● **PROMPT**: Reproduce all of the listing below without alteration.

-------- ENTRIES PROVIDED --------

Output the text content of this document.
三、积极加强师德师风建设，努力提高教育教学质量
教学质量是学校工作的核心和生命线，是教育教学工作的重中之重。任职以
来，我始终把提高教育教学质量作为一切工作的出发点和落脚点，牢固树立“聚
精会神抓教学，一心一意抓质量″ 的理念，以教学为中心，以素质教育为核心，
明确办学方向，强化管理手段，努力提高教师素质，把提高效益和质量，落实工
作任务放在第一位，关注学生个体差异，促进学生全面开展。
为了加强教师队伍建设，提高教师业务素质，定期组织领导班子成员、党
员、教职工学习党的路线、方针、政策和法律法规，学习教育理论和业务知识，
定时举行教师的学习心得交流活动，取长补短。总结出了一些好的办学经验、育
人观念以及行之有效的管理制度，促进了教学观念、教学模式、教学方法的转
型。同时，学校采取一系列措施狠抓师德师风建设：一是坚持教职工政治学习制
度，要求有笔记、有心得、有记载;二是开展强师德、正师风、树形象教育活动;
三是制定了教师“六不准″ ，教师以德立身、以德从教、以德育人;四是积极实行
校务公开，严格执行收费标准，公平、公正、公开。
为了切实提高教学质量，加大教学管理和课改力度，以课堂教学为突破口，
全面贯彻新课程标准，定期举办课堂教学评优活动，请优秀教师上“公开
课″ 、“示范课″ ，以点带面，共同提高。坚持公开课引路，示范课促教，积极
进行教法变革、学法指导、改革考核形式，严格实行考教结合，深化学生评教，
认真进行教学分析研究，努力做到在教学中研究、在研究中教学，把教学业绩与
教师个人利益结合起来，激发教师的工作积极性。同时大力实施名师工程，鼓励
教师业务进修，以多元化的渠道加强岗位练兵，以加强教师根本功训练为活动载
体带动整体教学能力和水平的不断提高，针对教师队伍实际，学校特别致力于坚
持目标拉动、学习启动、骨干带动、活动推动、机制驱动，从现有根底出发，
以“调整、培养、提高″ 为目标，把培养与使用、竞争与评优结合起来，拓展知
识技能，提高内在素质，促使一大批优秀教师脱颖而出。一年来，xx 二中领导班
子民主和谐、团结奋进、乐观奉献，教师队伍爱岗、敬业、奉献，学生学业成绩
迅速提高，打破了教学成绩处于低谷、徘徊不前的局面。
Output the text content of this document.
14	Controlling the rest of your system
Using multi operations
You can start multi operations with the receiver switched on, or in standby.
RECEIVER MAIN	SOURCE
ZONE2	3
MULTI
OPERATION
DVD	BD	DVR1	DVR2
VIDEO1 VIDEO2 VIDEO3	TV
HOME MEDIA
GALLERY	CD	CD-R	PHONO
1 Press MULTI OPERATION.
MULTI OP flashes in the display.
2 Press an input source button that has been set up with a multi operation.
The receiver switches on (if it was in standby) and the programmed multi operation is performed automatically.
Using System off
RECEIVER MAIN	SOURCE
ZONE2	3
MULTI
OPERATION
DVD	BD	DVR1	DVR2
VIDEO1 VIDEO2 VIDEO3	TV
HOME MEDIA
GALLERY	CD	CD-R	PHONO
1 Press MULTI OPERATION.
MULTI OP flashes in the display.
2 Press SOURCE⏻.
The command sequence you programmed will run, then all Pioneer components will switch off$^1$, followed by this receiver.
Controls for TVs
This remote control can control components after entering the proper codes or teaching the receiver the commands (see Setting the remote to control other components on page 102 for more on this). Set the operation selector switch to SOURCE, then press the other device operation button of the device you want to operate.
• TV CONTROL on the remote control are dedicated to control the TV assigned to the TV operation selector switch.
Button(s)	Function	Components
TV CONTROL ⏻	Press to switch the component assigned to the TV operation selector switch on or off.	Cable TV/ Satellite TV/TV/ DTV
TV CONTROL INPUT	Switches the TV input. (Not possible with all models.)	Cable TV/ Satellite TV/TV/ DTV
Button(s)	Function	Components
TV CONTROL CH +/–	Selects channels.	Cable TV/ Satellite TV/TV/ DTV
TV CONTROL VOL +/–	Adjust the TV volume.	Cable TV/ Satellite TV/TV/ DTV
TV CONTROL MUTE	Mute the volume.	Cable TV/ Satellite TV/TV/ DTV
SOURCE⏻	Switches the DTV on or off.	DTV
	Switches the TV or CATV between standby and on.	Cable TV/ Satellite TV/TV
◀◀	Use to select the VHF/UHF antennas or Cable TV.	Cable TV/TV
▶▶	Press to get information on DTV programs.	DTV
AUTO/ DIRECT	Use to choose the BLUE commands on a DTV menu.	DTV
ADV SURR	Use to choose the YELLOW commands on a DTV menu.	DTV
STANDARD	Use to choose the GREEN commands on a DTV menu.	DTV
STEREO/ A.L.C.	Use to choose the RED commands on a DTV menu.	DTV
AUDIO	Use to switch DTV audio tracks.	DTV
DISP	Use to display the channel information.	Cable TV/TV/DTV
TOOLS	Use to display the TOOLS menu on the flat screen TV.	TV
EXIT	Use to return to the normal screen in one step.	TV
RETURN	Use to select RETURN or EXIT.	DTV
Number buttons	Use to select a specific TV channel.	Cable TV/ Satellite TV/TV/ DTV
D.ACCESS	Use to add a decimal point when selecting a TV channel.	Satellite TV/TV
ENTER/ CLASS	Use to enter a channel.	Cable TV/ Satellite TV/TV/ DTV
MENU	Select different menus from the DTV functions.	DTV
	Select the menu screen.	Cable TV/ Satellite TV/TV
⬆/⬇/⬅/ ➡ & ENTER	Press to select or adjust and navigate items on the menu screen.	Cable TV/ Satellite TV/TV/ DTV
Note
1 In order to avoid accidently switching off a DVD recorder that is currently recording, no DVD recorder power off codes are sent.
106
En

--------

● **OUTPUT FOR THIS EXERCISE**:
Output the text content of this document.
三、积极加强师德师风建设，努力提高教育教学质量
教学质量是学校工作的核心和生命线，是教育教学工作的重中之重。任职以
来，我始终把提高教育教学质量作为一切工作的出发点和落脚点，牢固树立“聚
精会神抓教学，一心一意抓质量″ 的理念，以教学为中心，以素质教育为核心，
明确办学方向，强化管理手段，努力提高教师素质，把提高效益和质量，落实工
作任务放在第一位，关注学生个体差异，促进学生全面开展。
为了加强教师队伍建设，提高教师业务素质，定期组织领导班子成员、党
员、教职工学习党的路线、方针、政策和法律法规，学习教育理论和业务知识，
定时举行教师的学习心得交流活动，取长补短。总结出了一些好的办学经验、育
人观念以及行之有效的管理制度，促进了教学观念、教学模式、教学方法的转
型。同时，学校采取一系列措施狠抓师德师风建设：一是坚持教职工政治学习制
度，要求有笔记、有心得、有记载;二是开展强师德、正师风、树形象教育活动;
三是制定了教师“六不准″ ，教师以德立身、以德从教、以德育人;四是积极实行
校务公开，严格执行收费标准，公平、公正、公开。
为了切实提高教学质量，加大教学管理和课改力度，以课堂教学为突破口，
全面贯彻新课程标准，定期举办课堂教学评优活动，请优秀教师上“公开
课″ 、“示范课″ ，以点带面，共同提高。坚持公开课引路，示范课促教，积极
进行教法变革、学法指导、改革考核形式，严格实行考教结合，深化学生评教，
认真进行教学分析研究，努力做到在教学中研究、在研究中教学，把教学业绩与
教师个人利益结合起来，激发教师的工作积极性。同时大力实施名师工程，鼓励
教师业务进修，以多元化的渠道加强岗位练兵，以加强教师根本功训练为活动载
体带动整体教学能力和水平的不断提高，针对教师队伍实际，学校特别致力于坚
持目标拉动、学习启动、骨干带动、活动推动、机制驱动，从现有根底出发，
以“调整、培养、提高″ 为目标，把培养与使用、竞争与评优结合起来，拓展知
识技能，提高内在素质，促使一大批优秀教师脱颖而出。一年来，xx 二中领导班
子民主和谐、团结奋进、乐观奉献，教师队伍爱岗、敬业、奉献，学生学业成绩
迅速提高，打破了教学成绩处于低谷、徘徊不前的局面。
Output the text content of this document.
14	Controlling the rest of your system
Using multi operations
You can start multi operations with the receiver switched on, or in standby.
RECEIVER MAIN	SOURCE
ZONE2	3
MULTI
OPERATION
DVD	BD	DVR1	DVR2
VIDEO1 VIDEO2 VIDEO3	TV
HOME MEDIA
GALLERY	CD	CD-R	PHONO
1 Press MULTI OPERATION.
MULTI OP flashes in the display.
2 Press an input source button that has been set up with a multi operation.
The receiver switches on (if it was in standby) and the programmed multi operation is performed automatically.
Using System off
RECEIVER MAIN	SOURCE
ZONE2	3
MULTI
OPERATION
DVD	BD	DVR1	DVR2
VIDEO1 VIDEO2 VIDEO3	TV
HOME MEDIA
GALLERY	CD	CD-R	PHONO
1 Press MULTI OPERATION.
MULTI OP flashes in the display.
2 Press SOURCE⏻.
The command sequence you programmed will run, then all Pioneer components will switch off$^1$, followed by this receiver.
Controls for TVs
This remote control can control components after entering the proper codes or teaching the receiver the commands (see Setting the remote to control other components on page 102 for more on this). Set the operation selector switch to SOURCE, then press the other device operation button of the device you want to operate.
• TV CONTROL on the remote control are dedicated to control the TV assigned to the TV operation selector switch.
Button(s)	Function	Components
TV CONTROL ⏻	Press to switch the component assigned to the TV operation selector switch on or off.	Cable TV/ Satellite TV/TV/ DTV
TV CONTROL INPUT	Switches the TV input. (Not possible with all models.)	Cable TV/ Satellite TV/TV/ DTV
Button(s)	Function	Components
TV CONTROL CH +/–	Selects channels.	Cable TV/ Satellite TV/TV/ DTV
TV CONTROL VOL +/–	Adjust the TV volume.	Cable TV/ Satellite TV/TV/ DTV
TV CONTROL MUTE	Mute the volume.	Cable TV/ Satellite TV/TV/ DTV
SOURCE⏻	Switches the DTV on or off.	DTV
	Switches the TV or CATV between standby and on.	Cable TV/ Satellite TV/TV
◀◀	Use to select the VHF/UHF antennas or Cable TV.	Cable TV/TV
▶▶	Press to get information on DTV programs.	DTV
AUTO/ DIRECT	Use to choose the BLUE commands on a DTV menu.	DTV
ADV SURR	Use to choose the YELLOW commands on a DTV menu.	DTV
STANDARD	Use to choose the GREEN commands on a DTV menu.	DTV
STEREO/ A.L.C.	Use to choose the RED commands on a DTV menu.	DTV
AUDIO	Use to switch DTV audio tracks.	DTV
DISP	Use to display the channel information.	Cable TV/TV/DTV
TOOLS	Use to display the TOOLS menu on the flat screen TV.	TV
EXIT	Use to return to the normal screen in one step.	TV
RETURN	Use to select RETURN or EXIT.	DTV
Number buttons	Use to select a specific TV channel.	Cable TV/ Satellite TV/TV/ DTV
D.ACCESS	Use to add a decimal point when selecting a TV channel.	Satellite TV/TV
ENTER/ CLASS	Use to enter a channel.	Cable TV/ Satellite TV/TV/ DTV
MENU	Select different menus from the DTV functions.	DTV
	Select the menu screen.	Cable TV/ Satellite TV/TV
⬆/⬇/⬅/ ➡ & ENTER	Press to select or adjust and navigate items on the menu screen.	Cable TV/ Satellite TV/TV/ DTV
Note
1 In order to avoid accidently switching off a DVD recorder that is currently recording, no DVD recorder power off codes are sent.
106
En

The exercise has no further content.